### THE PROBLEM
List each line of the data that holds the string "years", please.

── SOURCE MATERIAL ──

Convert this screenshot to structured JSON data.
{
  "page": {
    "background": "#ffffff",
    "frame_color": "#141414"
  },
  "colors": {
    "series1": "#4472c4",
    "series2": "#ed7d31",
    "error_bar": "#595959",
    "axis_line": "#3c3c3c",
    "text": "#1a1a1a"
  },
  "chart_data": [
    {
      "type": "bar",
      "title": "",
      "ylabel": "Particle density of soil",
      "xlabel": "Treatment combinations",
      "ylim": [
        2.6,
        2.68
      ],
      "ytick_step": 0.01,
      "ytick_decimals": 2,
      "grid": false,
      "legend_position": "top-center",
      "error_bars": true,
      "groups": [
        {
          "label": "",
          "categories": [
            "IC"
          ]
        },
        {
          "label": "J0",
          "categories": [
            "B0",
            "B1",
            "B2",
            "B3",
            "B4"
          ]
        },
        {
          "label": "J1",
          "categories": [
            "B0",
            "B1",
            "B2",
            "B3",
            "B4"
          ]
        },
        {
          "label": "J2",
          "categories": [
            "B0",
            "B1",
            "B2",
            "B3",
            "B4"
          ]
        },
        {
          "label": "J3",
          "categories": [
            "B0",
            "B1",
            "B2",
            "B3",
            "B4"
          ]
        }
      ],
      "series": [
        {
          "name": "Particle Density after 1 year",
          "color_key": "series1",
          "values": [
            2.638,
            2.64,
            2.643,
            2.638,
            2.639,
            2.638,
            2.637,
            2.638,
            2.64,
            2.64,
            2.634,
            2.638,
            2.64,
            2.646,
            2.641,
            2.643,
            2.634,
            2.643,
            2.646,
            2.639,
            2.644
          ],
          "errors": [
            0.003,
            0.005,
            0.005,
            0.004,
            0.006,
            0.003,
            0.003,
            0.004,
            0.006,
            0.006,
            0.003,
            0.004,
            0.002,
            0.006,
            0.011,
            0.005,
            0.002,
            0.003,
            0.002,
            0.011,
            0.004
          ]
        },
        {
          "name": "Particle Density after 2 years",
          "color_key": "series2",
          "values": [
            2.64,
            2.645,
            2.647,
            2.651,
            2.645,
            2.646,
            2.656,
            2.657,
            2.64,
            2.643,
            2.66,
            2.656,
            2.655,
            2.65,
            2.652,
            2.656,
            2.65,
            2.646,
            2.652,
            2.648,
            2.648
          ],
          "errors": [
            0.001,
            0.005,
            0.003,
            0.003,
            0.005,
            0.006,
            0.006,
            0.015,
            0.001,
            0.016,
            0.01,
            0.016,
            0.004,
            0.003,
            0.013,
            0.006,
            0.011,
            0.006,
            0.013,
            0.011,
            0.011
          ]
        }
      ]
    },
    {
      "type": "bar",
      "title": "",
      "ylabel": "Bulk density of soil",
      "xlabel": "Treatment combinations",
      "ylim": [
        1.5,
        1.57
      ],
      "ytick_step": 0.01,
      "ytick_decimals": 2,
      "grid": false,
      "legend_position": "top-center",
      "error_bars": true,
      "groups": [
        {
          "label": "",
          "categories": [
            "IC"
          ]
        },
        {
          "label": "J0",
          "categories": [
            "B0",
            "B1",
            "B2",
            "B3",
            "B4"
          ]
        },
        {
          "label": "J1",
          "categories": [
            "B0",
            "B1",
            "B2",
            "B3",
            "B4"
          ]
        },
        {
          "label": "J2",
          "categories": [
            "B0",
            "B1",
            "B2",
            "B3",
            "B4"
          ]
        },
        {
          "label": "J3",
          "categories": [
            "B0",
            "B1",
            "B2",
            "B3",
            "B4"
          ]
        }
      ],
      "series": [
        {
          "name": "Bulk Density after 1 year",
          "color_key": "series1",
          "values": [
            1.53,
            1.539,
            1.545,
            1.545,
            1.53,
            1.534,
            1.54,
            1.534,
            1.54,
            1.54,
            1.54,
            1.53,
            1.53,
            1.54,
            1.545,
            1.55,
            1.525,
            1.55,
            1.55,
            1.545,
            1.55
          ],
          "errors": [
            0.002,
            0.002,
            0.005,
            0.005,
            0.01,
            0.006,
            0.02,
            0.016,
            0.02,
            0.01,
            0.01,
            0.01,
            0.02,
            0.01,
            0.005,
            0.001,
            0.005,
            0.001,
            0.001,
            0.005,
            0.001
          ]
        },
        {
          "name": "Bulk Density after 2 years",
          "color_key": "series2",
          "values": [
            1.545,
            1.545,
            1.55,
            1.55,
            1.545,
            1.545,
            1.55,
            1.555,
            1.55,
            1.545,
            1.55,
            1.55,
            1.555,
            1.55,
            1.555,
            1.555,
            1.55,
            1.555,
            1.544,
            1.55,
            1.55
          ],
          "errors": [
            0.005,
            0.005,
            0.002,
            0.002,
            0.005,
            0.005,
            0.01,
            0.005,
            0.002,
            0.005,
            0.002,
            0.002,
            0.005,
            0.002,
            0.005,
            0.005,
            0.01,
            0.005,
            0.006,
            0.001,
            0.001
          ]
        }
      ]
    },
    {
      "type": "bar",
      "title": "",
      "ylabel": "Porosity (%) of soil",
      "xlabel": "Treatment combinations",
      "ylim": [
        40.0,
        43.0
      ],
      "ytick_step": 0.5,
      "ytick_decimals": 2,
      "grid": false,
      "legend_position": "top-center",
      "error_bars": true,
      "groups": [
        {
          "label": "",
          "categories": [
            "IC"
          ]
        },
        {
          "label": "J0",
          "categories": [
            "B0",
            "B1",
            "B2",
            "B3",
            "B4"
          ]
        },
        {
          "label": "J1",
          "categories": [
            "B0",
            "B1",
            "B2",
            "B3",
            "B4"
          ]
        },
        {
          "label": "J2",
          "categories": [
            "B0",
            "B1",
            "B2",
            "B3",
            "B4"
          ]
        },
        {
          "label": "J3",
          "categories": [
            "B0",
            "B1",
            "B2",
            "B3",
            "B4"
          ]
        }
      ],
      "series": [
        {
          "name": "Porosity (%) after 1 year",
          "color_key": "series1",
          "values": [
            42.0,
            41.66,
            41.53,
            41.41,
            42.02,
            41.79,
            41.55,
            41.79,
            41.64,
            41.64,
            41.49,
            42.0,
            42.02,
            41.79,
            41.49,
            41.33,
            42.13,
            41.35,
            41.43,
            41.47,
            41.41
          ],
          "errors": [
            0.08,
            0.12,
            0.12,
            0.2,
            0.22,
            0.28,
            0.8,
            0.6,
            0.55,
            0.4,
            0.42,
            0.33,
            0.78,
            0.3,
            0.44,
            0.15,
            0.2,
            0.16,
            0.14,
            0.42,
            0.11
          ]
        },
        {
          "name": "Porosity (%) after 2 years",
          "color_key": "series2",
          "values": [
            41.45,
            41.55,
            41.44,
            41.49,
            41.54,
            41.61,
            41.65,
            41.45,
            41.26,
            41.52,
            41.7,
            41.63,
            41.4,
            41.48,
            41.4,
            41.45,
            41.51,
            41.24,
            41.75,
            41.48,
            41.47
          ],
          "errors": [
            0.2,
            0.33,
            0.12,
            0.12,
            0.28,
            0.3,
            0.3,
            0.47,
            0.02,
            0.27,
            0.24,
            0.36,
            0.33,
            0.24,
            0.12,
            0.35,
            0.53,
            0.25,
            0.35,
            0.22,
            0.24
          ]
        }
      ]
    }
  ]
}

───

### FULL RESPONSE
          "name": "Particle Density after 2 years",
          "name": "Bulk Density after 2 years",
          "name": "Porosity (%) after 2 years",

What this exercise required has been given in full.